**Written problem:** Pick out every line of the entries below where "Özkaynak" occurs, and copy those lines.
*** Dataset excerpts
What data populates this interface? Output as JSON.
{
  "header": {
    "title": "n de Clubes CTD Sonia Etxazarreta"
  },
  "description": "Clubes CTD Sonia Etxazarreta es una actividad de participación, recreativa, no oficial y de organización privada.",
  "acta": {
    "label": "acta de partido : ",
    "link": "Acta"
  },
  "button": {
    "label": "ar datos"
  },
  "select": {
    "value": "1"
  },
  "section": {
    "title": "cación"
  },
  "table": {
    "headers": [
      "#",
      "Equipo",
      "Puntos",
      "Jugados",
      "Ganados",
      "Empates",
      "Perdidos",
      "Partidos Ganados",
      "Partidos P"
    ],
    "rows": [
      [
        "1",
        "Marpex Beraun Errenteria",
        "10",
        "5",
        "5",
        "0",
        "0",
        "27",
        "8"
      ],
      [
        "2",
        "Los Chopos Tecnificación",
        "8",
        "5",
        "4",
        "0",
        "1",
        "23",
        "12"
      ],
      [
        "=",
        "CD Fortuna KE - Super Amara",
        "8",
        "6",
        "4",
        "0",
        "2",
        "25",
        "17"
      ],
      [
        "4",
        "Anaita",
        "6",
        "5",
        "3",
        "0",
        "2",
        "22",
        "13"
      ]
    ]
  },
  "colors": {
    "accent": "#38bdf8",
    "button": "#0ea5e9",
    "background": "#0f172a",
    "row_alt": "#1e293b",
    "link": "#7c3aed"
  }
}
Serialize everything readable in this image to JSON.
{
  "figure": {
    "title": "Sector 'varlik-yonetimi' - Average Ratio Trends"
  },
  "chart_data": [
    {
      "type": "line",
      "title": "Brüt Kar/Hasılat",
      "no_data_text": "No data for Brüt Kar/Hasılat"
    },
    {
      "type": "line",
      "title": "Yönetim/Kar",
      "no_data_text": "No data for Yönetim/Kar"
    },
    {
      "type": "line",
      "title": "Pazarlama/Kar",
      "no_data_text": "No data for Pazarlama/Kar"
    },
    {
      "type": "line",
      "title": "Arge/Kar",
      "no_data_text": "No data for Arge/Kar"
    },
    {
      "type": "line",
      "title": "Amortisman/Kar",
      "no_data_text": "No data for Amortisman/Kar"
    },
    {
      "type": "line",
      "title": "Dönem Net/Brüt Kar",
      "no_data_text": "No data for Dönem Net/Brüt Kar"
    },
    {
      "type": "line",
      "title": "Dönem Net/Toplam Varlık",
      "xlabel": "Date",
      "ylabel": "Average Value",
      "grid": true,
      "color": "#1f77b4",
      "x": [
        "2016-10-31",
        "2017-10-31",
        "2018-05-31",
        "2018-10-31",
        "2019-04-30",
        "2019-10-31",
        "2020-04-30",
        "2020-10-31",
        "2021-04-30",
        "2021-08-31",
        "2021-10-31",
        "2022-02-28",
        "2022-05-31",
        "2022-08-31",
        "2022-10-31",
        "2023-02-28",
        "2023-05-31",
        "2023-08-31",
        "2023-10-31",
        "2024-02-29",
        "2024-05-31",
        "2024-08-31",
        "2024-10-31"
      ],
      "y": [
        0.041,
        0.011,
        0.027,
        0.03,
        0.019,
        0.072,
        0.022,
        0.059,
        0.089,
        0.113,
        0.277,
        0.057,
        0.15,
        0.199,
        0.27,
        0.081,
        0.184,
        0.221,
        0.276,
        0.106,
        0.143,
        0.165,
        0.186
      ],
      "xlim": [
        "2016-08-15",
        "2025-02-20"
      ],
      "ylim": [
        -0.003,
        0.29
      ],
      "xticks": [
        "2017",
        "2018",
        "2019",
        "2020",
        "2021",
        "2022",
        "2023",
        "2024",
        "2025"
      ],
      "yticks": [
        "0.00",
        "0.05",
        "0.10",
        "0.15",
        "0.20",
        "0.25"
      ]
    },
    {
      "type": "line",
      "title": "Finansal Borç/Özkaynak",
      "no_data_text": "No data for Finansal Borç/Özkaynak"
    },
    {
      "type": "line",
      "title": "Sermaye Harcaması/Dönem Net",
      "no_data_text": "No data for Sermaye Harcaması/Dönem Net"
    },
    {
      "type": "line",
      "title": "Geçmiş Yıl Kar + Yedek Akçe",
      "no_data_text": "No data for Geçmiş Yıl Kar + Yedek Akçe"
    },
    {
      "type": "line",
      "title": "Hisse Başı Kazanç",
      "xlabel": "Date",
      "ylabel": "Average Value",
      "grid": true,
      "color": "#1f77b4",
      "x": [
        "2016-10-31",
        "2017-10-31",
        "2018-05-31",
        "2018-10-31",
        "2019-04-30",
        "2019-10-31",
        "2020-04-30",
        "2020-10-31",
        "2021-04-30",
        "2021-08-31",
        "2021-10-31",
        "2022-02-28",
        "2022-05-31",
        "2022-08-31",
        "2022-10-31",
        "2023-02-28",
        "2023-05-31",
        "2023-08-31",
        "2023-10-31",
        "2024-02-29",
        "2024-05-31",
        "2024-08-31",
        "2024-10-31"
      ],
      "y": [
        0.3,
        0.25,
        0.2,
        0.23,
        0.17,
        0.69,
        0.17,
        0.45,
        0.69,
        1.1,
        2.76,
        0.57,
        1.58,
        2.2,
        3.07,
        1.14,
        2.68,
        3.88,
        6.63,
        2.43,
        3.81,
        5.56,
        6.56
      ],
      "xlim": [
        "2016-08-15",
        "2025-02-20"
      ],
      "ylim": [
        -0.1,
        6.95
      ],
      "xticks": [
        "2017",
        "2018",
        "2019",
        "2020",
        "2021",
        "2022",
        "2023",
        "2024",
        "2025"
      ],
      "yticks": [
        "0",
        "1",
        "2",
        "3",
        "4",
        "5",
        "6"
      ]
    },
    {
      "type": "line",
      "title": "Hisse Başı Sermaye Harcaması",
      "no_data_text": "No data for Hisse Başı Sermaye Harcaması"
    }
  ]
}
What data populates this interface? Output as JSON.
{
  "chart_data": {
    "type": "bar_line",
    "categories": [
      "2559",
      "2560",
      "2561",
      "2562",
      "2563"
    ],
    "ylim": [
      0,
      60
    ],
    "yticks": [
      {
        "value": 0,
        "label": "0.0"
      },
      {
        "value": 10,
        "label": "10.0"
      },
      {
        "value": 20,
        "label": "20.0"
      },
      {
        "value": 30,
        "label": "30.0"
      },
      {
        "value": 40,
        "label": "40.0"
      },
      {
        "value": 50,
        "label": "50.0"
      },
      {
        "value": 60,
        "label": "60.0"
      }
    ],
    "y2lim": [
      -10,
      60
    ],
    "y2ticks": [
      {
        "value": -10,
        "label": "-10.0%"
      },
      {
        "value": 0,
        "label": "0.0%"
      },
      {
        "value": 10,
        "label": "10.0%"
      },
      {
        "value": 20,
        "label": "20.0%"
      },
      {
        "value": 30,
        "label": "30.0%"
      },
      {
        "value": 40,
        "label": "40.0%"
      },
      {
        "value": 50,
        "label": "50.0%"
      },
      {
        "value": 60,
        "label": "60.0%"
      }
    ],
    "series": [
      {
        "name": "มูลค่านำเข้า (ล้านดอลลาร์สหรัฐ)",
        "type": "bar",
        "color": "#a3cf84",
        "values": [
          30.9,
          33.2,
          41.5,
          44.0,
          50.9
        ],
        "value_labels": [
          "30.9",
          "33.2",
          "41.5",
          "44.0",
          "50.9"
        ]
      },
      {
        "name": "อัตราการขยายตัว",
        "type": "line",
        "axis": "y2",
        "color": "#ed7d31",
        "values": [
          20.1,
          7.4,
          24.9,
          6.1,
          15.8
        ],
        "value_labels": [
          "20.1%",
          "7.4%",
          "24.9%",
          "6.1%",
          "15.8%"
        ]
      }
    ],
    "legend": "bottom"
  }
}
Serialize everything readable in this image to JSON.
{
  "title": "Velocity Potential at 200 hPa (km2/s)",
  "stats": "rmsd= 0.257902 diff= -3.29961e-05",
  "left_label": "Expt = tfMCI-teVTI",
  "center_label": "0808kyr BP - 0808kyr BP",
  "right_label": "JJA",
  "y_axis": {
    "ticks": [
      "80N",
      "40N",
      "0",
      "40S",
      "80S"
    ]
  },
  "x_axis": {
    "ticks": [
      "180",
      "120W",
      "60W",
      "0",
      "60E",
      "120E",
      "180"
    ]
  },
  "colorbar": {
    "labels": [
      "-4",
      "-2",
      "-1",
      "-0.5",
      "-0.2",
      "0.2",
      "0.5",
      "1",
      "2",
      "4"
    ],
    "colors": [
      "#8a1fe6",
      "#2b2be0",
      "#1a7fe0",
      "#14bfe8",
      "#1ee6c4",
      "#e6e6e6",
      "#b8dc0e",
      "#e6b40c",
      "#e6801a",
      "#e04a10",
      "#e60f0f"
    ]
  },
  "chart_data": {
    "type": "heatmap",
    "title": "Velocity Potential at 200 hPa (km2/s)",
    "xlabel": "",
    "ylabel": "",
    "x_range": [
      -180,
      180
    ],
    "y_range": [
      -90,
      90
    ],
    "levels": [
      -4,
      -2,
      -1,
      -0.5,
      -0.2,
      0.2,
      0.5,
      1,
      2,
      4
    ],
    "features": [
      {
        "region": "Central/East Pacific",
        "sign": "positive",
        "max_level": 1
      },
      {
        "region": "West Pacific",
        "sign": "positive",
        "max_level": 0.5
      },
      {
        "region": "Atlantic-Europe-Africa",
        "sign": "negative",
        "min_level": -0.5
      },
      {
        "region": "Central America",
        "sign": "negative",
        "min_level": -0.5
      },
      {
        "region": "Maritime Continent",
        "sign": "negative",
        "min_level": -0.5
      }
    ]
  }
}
******
**Output of the exercise:**
      "title": "Finansal Borç/Özkaynak",
      "no_data_text": "No data for Finansal Borç/Özkaynak"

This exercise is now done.